_JOB:_ Below are the records; reproduce all of them exactly but without any images.

Saved data entries:
┌──
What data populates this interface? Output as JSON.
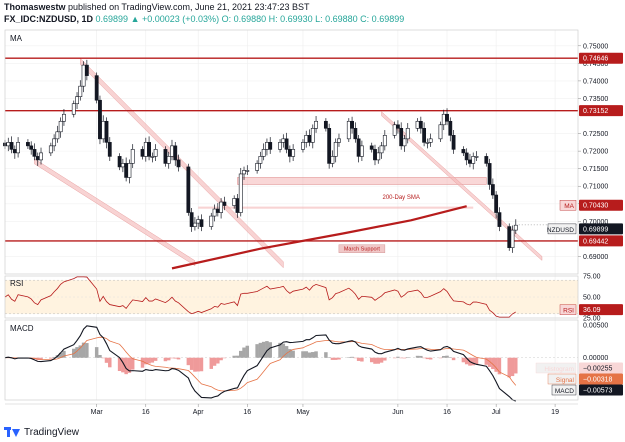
{
  "header": {
    "author": "Thomaswestw",
    "published": "published on TradingView.com, June 21, 2021 23:47:23 BST",
    "symbol": "FX_IDC:NZDUSD, 1D",
    "price": "0.69899",
    "change": "▲ +0.00023 (+0.03%)",
    "ohlc": "O: 0.69880 H: 0.69930 L: 0.69880 C: 0.69899"
  },
  "footer": {
    "brand": "TradingView"
  },
  "colors": {
    "up": "#26a69a",
    "down": "#131722",
    "bear_candle": "#131722",
    "bull_candle": "#ffffff",
    "resistance": "#b71c1c",
    "sma": "#b71c1c",
    "zone": "#f4b6b6",
    "rsi_line": "#b71c1c",
    "rsi_band": "#fff3e0",
    "macd_line": "#131722",
    "signal_line": "#e57346",
    "hist_pos": "#a7a7a7",
    "hist_neg": "#ef9a9a"
  },
  "chart_data": [
    {
      "type": "candlestick",
      "pane_label": "MA",
      "ylim": [
        0.685,
        0.7545
      ],
      "x_axis": {
        "start": "2021-02-01",
        "end": "2021-07-26",
        "tick_labels": [
          "Mar",
          "16",
          "Apr",
          "16",
          "May",
          "Jun",
          "16",
          "Jul",
          "19"
        ],
        "tick_dates": [
          "2021-03-01",
          "2021-03-16",
          "2021-04-01",
          "2021-04-16",
          "2021-05-03",
          "2021-06-01",
          "2021-06-16",
          "2021-07-01",
          "2021-07-19"
        ]
      },
      "y_ticks": [
        "0.75000",
        "0.74500",
        "0.74000",
        "0.73500",
        "0.72500",
        "0.72000",
        "0.71500",
        "0.71000",
        "0.70500",
        "0.70000",
        "0.69000"
      ],
      "y_tick_values": [
        0.75,
        0.745,
        0.74,
        0.735,
        0.725,
        0.72,
        0.715,
        0.71,
        0.705,
        0.7,
        0.69
      ],
      "horizontal_levels": [
        {
          "value": 0.74646,
          "label": "0.74646"
        },
        {
          "value": 0.73152,
          "label": "0.73152"
        },
        {
          "value": 0.69442,
          "label": "0.69442"
        }
      ],
      "price_labels": [
        {
          "name": "MA",
          "value": 0.7043,
          "label": "0.70430"
        },
        {
          "name": "NZDUSD",
          "value": 0.69899,
          "label": "0.69899"
        }
      ],
      "annotations": [
        "200-Day SMA",
        "March Support"
      ],
      "closes": [
        0.7215,
        0.7225,
        0.7205,
        0.7195,
        0.7225,
        0.7215,
        0.7205,
        0.7185,
        0.7175,
        0.7195,
        0.7215,
        0.7235,
        0.7255,
        0.7285,
        0.7305,
        0.7335,
        0.7355,
        0.7385,
        0.7445,
        0.7415,
        0.7345,
        0.7235,
        0.7285,
        0.7225,
        0.7185,
        0.7155,
        0.7165,
        0.7125,
        0.7165,
        0.7205,
        0.7185,
        0.7225,
        0.7185,
        0.7185,
        0.7205,
        0.7165,
        0.7185,
        0.7215,
        0.7175,
        0.7155,
        0.7025,
        0.6985,
        0.6995,
        0.7005,
        0.6985,
        0.7015,
        0.7035,
        0.7025,
        0.7055,
        0.7045,
        0.7065,
        0.7025,
        0.7135,
        0.7145,
        0.7145,
        0.7165,
        0.7185,
        0.7205,
        0.7225,
        0.7205,
        0.7225,
        0.7235,
        0.7205,
        0.7185,
        0.7205,
        0.7225,
        0.7245,
        0.7225,
        0.7265,
        0.7285,
        0.7265,
        0.7165,
        0.7185,
        0.7225,
        0.7235,
        0.7285,
        0.7265,
        0.7235,
        0.7185,
        0.7215,
        0.7205,
        0.7175,
        0.7195,
        0.7215,
        0.7245,
        0.7275,
        0.7265,
        0.7215,
        0.7235,
        0.7265,
        0.7285,
        0.7265,
        0.7225,
        0.7225,
        0.7235,
        0.7275,
        0.7305,
        0.7285,
        0.7245,
        0.7205,
        0.7195,
        0.7175,
        0.7165,
        0.7185,
        0.7185,
        0.7165,
        0.7105,
        0.7075,
        0.7025,
        0.6985,
        0.6925,
        0.6975,
        0.6989
      ]
    },
    {
      "type": "line",
      "pane_label": "RSI",
      "ylim": [
        25,
        75
      ],
      "y_ticks": [
        "75.00",
        "50.00",
        "25.00"
      ],
      "y_tick_values": [
        75,
        50,
        25
      ],
      "band": [
        30,
        70
      ],
      "series": [
        {
          "name": "RSI",
          "last": 36.09,
          "last_label": "36.09"
        }
      ]
    },
    {
      "type": "bar+line",
      "pane_label": "MACD",
      "ylim": [
        -0.0065,
        0.0058
      ],
      "y_ticks": [
        "0.00500",
        "0.00000"
      ],
      "y_tick_values": [
        0.005,
        0
      ],
      "series": [
        {
          "name": "Histogram",
          "last": -0.00255,
          "last_label": "−0.00255"
        },
        {
          "name": "Signal",
          "last": -0.00318,
          "last_label": "−0.00318"
        },
        {
          "name": "MACD",
          "last": -0.00573,
          "last_label": "−0.00573"
        }
      ]
    }
  ]
}
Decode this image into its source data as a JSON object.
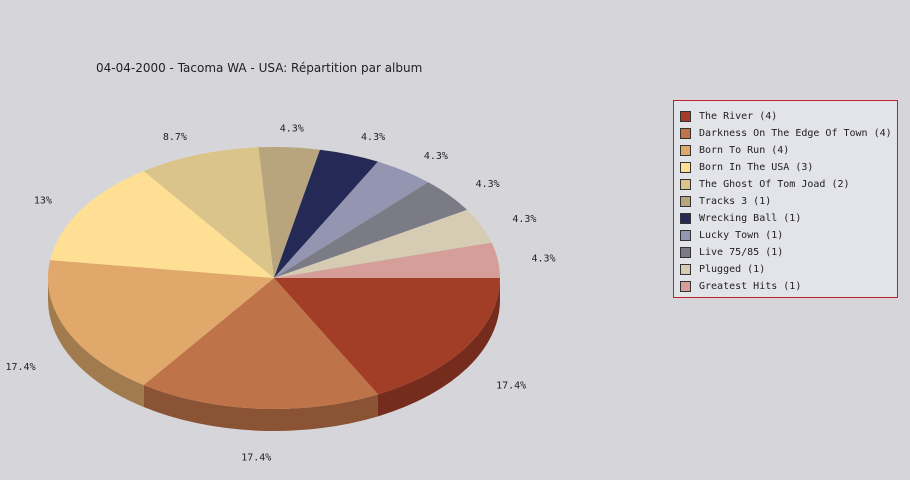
{
  "chart_data": {
    "type": "pie",
    "title": "04-04-2000 - Tacoma WA - USA:  Répartition par album",
    "slices": [
      {
        "label": "The River (4)",
        "value": 4,
        "pct_label": "17.4%",
        "color": "#a23d28"
      },
      {
        "label": "Darkness On The Edge Of Town (4)",
        "value": 4,
        "pct_label": "17.4%",
        "color": "#bf7348"
      },
      {
        "label": "Born To Run (4)",
        "value": 4,
        "pct_label": "17.4%",
        "color": "#e0a96b"
      },
      {
        "label": "Born In The USA (3)",
        "value": 3,
        "pct_label": "13%",
        "color": "#fedf93"
      },
      {
        "label": "The Ghost Of Tom Joad (2)",
        "value": 2,
        "pct_label": "8.7%",
        "color": "#dbc489"
      },
      {
        "label": "Tracks 3 (1)",
        "value": 1,
        "pct_label": "4.3%",
        "color": "#b8a57d"
      },
      {
        "label": "Wrecking Ball (1)",
        "value": 1,
        "pct_label": "4.3%",
        "color": "#242a55"
      },
      {
        "label": "Lucky Town (1)",
        "value": 1,
        "pct_label": "4.3%",
        "color": "#9395b1"
      },
      {
        "label": "Live 75/85 (1)",
        "value": 1,
        "pct_label": "4.3%",
        "color": "#7b7b86"
      },
      {
        "label": "Plugged (1)",
        "value": 1,
        "pct_label": "4.3%",
        "color": "#d6cbb3"
      },
      {
        "label": "Greatest Hits (1)",
        "value": 1,
        "pct_label": "4.3%",
        "color": "#d59e98"
      }
    ],
    "legend_position": "right"
  }
}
└──
_RESULT FOR THIS EXERCISE:_
What data populates this interface? Output as JSON.
{
  "header": {
    "author": "Thomaswestw",
    "published": "published on TradingView.com, June 21, 2021 23:47:23 BST",
    "symbol": "FX_IDC:NZDUSD, 1D",
    "price": "0.69899",
    "change": "▲ +0.00023 (+0.03%)",
    "ohlc": "O: 0.69880 H: 0.69930 L: 0.69880 C: 0.69899"
  },
  "footer": {
    "brand": "TradingView"
  },
  "colors": {
    "up": "#26a69a",
    "down": "#131722",
    "bear_candle": "#131722",
    "bull_candle": "#ffffff",
    "resistance": "#b71c1c",
    "sma": "#b71c1c",
    "zone": "#f4b6b6",
    "rsi_line": "#b71c1c",
    "rsi_band": "#fff3e0",
    "macd_line": "#131722",
    "signal_line": "#e57346",
    "hist_pos": "#a7a7a7",
    "hist_neg": "#ef9a9a"
  },
  "chart_data": [
    {
      "type": "candlestick",
      "pane_label": "MA",
      "ylim": [
        0.685,
        0.7545
      ],
      "x_axis": {
        "start": "2021-02-01",
        "end": "2021-07-26",
        "tick_labels": [
          "Mar",
          "16",
          "Apr",
          "16",
          "May",
          "Jun",
          "16",
          "Jul",
          "19"
        ],
        "tick_dates": [
          "2021-03-01",
          "2021-03-16",
          "2021-04-01",
          "2021-04-16",
          "2021-05-03",
          "2021-06-01",
          "2021-06-16",
          "2021-07-01",
          "2021-07-19"
        ]
      },
      "y_ticks": [
        "0.75000",
        "0.74500",
        "0.74000",
        "0.73500",
        "0.72500",
        "0.72000",
        "0.71500",
        "0.71000",
        "0.70500",
        "0.70000",
        "0.69000"
      ],
      "y_tick_values": [
        0.75,
        0.745,
        0.74,
        0.735,
        0.725,
        0.72,
        0.715,
        0.71,
        0.705,
        0.7,
        0.69
      ],
      "horizontal_levels": [
        {
          "value": 0.74646,
          "label": "0.74646"
        },
        {
          "value": 0.73152,
          "label": "0.73152"
        },
        {
          "value": 0.69442,
          "label": "0.69442"
        }
      ],
      "price_labels": [
        {
          "name": "MA",
          "value": 0.7043,
          "label": "0.70430"
        },
        {
          "name": "NZDUSD",
          "value": 0.69899,
          "label": "0.69899"
        }
      ],
      "annotations": [
        "200-Day SMA",
        "March Support"
      ],
      "closes": [
        0.7215,
        0.7225,
        0.7205,
        0.7195,
        0.7225,
        0.7215,
        0.7205,
        0.7185,
        0.7175,
        0.7195,
        0.7215,
        0.7235,
        0.7255,
        0.7285,
        0.7305,
        0.7335,
        0.7355,
        0.7385,
        0.7445,
        0.7415,
        0.7345,
        0.7235,
        0.7285,
        0.7225,
        0.7185,
        0.7155,
        0.7165,
        0.7125,
        0.7165,
        0.7205,
        0.7185,
        0.7225,
        0.7185,
        0.7185,
        0.7205,
        0.7165,
        0.7185,
        0.7215,
        0.7175,
        0.7155,
        0.7025,
        0.6985,
        0.6995,
        0.7005,
        0.6985,
        0.7015,
        0.7035,
        0.7025,
        0.7055,
        0.7045,
        0.7065,
        0.7025,
        0.7135,
        0.7145,
        0.7145,
        0.7165,
        0.7185,
        0.7205,
        0.7225,
        0.7205,
        0.7225,
        0.7235,
        0.7205,
        0.7185,
        0.7205,
        0.7225,
        0.7245,
        0.7225,
        0.7265,
        0.7285,
        0.7265,
        0.7165,
        0.7185,
        0.7225,
        0.7235,
        0.7285,
        0.7265,
        0.7235,
        0.7185,
        0.7215,
        0.7205,
        0.7175,
        0.7195,
        0.7215,
        0.7245,
        0.7275,
        0.7265,
        0.7215,
        0.7235,
        0.7265,
        0.7285,
        0.7265,
        0.7225,
        0.7225,
        0.7235,
        0.7275,
        0.7305,
        0.7285,
        0.7245,
        0.7205,
        0.7195,
        0.7175,
        0.7165,
        0.7185,
        0.7185,
        0.7165,
        0.7105,
        0.7075,
        0.7025,
        0.6985,
        0.6925,
        0.6975,
        0.6989
      ]
    },
    {
      "type": "line",
      "pane_label": "RSI",
      "ylim": [
        25,
        75
      ],
      "y_ticks": [
        "75.00",
        "50.00",
        "25.00"
      ],
      "y_tick_values": [
        75,
        50,
        25
      ],
      "band": [
        30,
        70
      ],
      "series": [
        {
          "name": "RSI",
          "last": 36.09,
          "last_label": "36.09"
        }
      ]
    },
    {
      "type": "bar+line",
      "pane_label": "MACD",
      "ylim": [
        -0.0065,
        0.0058
      ],
      "y_ticks": [
        "0.00500",
        "0.00000"
      ],
      "y_tick_values": [
        0.005,
        0
      ],
      "series": [
        {
          "name": "Histogram",
          "last": -0.00255,
          "last_label": "−0.00255"
        },
        {
          "name": "Signal",
          "last": -0.00318,
          "last_label": "−0.00318"
        },
        {
          "name": "MACD",
          "last": -0.00573,
          "last_label": "−0.00573"
        }
      ]
    }
  ]
}
Decode this image into its source data as a JSON object.
{
  "chart_data": {
    "type": "pie",
    "title": "04-04-2000 - Tacoma WA - USA:  Répartition par album",
    "slices": [
      {
        "label": "The River (4)",
        "value": 4,
        "pct_label": "17.4%",
        "color": "#a23d28"
      },
      {
        "label": "Darkness On The Edge Of Town (4)",
        "value": 4,
        "pct_label": "17.4%",
        "color": "#bf7348"
      },
      {
        "label": "Born To Run (4)",
        "value": 4,
        "pct_label": "17.4%",
        "color": "#e0a96b"
      },
      {
        "label": "Born In The USA (3)",
        "value": 3,
        "pct_label": "13%",
        "color": "#fedf93"
      },
      {
        "label": "The Ghost Of Tom Joad (2)",
        "value": 2,
        "pct_label": "8.7%",
        "color": "#dbc489"
      },
      {
        "label": "Tracks 3 (1)",
        "value": 1,
        "pct_label": "4.3%",
        "color": "#b8a57d"
      },
      {
        "label": "Wrecking Ball (1)",
        "value": 1,
        "pct_label": "4.3%",
        "color": "#242a55"
      },
      {
        "label": "Lucky Town (1)",
        "value": 1,
        "pct_label": "4.3%",
        "color": "#9395b1"
      },
      {
        "label": "Live 75/85 (1)",
        "value": 1,
        "pct_label": "4.3%",
        "color": "#7b7b86"
      },
      {
        "label": "Plugged (1)",
        "value": 1,
        "pct_label": "4.3%",
        "color": "#d6cbb3"
      },
      {
        "label": "Greatest Hits (1)",
        "value": 1,
        "pct_label": "4.3%",
        "color": "#d59e98"
      }
    ],
    "legend_position": "right"
  }
}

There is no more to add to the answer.